### QUOTED PASSAGE
Again, that would be a personal thing. I wouldn't be comfortable with a Muslim kid personally, but there are plenty of blokes like Moby and Ste who would love going down the mosque or having their arse in the air twice a day wailing.

Can't speak for Ste, but I'm not adverse to observing one particular arse in the air - and I don't need to go to a Mosque to see it...

[Off topic comments removed]

Moby's t'other half was born of a Muslim Dad but she chooses to wear a Cross and visit a Russian Orthodox Church ...

Can we stick to opinions not making daft comments about others beliefs ?



Title: Re: looking to find a nice guy for my sister in law
Post by: iceman_530 on September 21, 2016, 11:31:12 AM
She is a fine looking lady. What age range of men is she willing to consider?

she just told me up to 30 years older, so that covers a hell of a swath it looks like. 
Title: Re: looking to find a nice guy for my sister in law
Post by: Manny on September 21, 2016, 11:39:33 AM
Wow Iceman, she looks like a great catch! Is she also from Uzbekistan like your spouse?

I dont believe so, I think originally from moscow now working in Dubai.

Doing what may I ask out of curiosity?
Title: Re: looking to find a nice guy for my sister in law
Post by: andrewfi on September 21, 2016, 11:56:55 AM
I bet that you couldn't! Ask that is, no matter how curious you might be.
Title: Re: looking to find a nice guy for my sister in law
Post by: AvHdB on September 21, 2016, 11:59:53 AM
Wow Iceman, she looks like a great catch! Is she also from Uzbekistan like your spouse?

I dont believe so, I think originally from moscow now working in Dubai.

Doing what may I ask out of curiosity?

While I found working in Dubai curious, a 30 year age span for a childless woman 35 years old, would raise some concerns for me.

But perhaps she is counting the sand/gold/oil/dollars for Dubai/UAE.

Title: Re: looking to find a nice guy for my sister in law
Post by: iceman_530 on September 21, 2016, 01:08:13 PM
I got permission to link her facebook, she says she would like to answer questions directly.  She looks forward to replies  :8)

https://www.facebook.com/svetlana.kiselnikova.7?fref=ts
Title: Re: looking to find a nice guy for my sister in law
Post by: SuperPanda on September 21, 2016, 02:36:52 PM
Quote
she just told me up to 30 years older, so that covers a hell of a swath it looks like.
Wow! Shame I'm younger haha but she is a beautiful lady and I hope she finds who she's looking for.
Title: Re: looking to find a nice guy for my sister in law
Post by: dcguyusa on September 21, 2016, 07:04:11 PM
Oh.... Sorry...
One million apologies!!!
I really do not pay much attention to dating stuff here.

### EXERCISE REQUIREMENTS
In the forum thread, what age range of men is the sister-in-law willing to consider?

(Document layout detection data)

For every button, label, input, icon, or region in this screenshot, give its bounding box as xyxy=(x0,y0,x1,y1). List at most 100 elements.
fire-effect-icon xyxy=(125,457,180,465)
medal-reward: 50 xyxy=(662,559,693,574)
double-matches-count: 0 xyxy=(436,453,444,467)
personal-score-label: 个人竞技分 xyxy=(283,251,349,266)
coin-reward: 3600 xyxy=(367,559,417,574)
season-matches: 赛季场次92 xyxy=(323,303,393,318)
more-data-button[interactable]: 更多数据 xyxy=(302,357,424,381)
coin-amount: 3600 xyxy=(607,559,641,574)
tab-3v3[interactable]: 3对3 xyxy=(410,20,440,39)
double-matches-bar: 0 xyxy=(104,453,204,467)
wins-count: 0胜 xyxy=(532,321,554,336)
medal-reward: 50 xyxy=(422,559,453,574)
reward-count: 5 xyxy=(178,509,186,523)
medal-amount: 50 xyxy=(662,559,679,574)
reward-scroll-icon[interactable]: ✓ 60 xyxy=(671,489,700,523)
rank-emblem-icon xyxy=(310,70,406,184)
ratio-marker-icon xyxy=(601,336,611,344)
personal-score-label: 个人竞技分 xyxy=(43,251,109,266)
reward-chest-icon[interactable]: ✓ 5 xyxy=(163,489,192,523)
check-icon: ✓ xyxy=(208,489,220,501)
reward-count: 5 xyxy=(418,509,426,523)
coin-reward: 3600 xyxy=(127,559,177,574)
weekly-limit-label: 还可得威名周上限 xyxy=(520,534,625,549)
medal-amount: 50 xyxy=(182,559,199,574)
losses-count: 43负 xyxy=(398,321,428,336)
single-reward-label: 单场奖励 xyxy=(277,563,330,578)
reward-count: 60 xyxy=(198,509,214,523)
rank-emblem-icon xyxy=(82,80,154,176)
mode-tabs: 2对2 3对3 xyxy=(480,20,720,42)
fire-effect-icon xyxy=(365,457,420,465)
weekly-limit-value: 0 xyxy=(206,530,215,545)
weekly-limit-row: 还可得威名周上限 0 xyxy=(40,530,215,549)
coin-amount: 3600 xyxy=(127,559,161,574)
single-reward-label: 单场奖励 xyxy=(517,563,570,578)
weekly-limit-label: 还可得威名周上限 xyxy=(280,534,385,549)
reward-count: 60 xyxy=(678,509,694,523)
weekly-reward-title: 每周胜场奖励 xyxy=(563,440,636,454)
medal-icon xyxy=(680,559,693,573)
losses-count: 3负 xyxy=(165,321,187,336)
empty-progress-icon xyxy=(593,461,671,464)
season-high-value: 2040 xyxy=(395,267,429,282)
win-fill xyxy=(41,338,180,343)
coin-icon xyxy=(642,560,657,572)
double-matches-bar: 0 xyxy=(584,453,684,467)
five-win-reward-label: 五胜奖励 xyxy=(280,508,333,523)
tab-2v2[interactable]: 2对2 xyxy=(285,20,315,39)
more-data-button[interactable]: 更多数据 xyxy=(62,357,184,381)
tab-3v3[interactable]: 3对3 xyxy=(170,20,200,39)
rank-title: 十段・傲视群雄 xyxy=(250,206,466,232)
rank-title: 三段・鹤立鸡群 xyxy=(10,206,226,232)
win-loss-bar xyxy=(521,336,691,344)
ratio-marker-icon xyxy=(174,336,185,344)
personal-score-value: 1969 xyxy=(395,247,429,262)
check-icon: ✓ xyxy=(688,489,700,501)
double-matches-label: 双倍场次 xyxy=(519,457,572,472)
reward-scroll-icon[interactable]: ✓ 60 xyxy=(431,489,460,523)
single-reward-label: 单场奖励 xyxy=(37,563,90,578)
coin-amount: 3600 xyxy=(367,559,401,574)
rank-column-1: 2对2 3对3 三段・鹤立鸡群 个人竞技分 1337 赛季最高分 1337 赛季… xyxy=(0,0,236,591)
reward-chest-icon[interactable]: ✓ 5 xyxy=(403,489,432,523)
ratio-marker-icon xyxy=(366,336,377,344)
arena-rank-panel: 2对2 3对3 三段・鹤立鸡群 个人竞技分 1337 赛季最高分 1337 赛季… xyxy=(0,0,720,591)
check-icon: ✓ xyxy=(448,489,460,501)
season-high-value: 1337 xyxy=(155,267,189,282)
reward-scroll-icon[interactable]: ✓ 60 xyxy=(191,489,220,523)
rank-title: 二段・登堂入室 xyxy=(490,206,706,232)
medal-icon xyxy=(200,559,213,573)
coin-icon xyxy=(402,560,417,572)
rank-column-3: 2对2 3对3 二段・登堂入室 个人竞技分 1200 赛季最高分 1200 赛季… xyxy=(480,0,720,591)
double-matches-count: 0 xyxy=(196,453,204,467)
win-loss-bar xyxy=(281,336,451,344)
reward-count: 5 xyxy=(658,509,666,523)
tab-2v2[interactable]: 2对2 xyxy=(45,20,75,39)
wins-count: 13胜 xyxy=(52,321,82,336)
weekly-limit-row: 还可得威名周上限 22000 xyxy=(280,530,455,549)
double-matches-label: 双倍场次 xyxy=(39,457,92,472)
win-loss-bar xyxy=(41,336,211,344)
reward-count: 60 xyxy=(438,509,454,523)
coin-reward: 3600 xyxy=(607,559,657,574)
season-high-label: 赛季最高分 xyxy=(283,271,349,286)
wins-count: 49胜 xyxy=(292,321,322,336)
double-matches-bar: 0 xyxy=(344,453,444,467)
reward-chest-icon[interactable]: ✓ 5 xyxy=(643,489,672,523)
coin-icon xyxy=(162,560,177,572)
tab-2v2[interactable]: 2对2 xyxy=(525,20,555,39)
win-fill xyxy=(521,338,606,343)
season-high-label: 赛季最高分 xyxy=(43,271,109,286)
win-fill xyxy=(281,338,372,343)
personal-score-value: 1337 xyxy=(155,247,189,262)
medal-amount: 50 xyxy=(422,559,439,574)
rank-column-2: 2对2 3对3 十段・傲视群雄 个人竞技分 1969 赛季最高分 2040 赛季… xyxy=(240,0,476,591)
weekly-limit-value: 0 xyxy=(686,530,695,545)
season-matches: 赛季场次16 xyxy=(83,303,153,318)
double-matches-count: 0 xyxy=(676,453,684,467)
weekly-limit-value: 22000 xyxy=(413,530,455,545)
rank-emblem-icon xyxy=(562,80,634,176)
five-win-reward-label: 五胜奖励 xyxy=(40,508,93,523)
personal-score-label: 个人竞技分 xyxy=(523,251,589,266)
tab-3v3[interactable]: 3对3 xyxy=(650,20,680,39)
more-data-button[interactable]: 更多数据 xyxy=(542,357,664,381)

### ANSWER BOX
Men up to 30 years older than she is.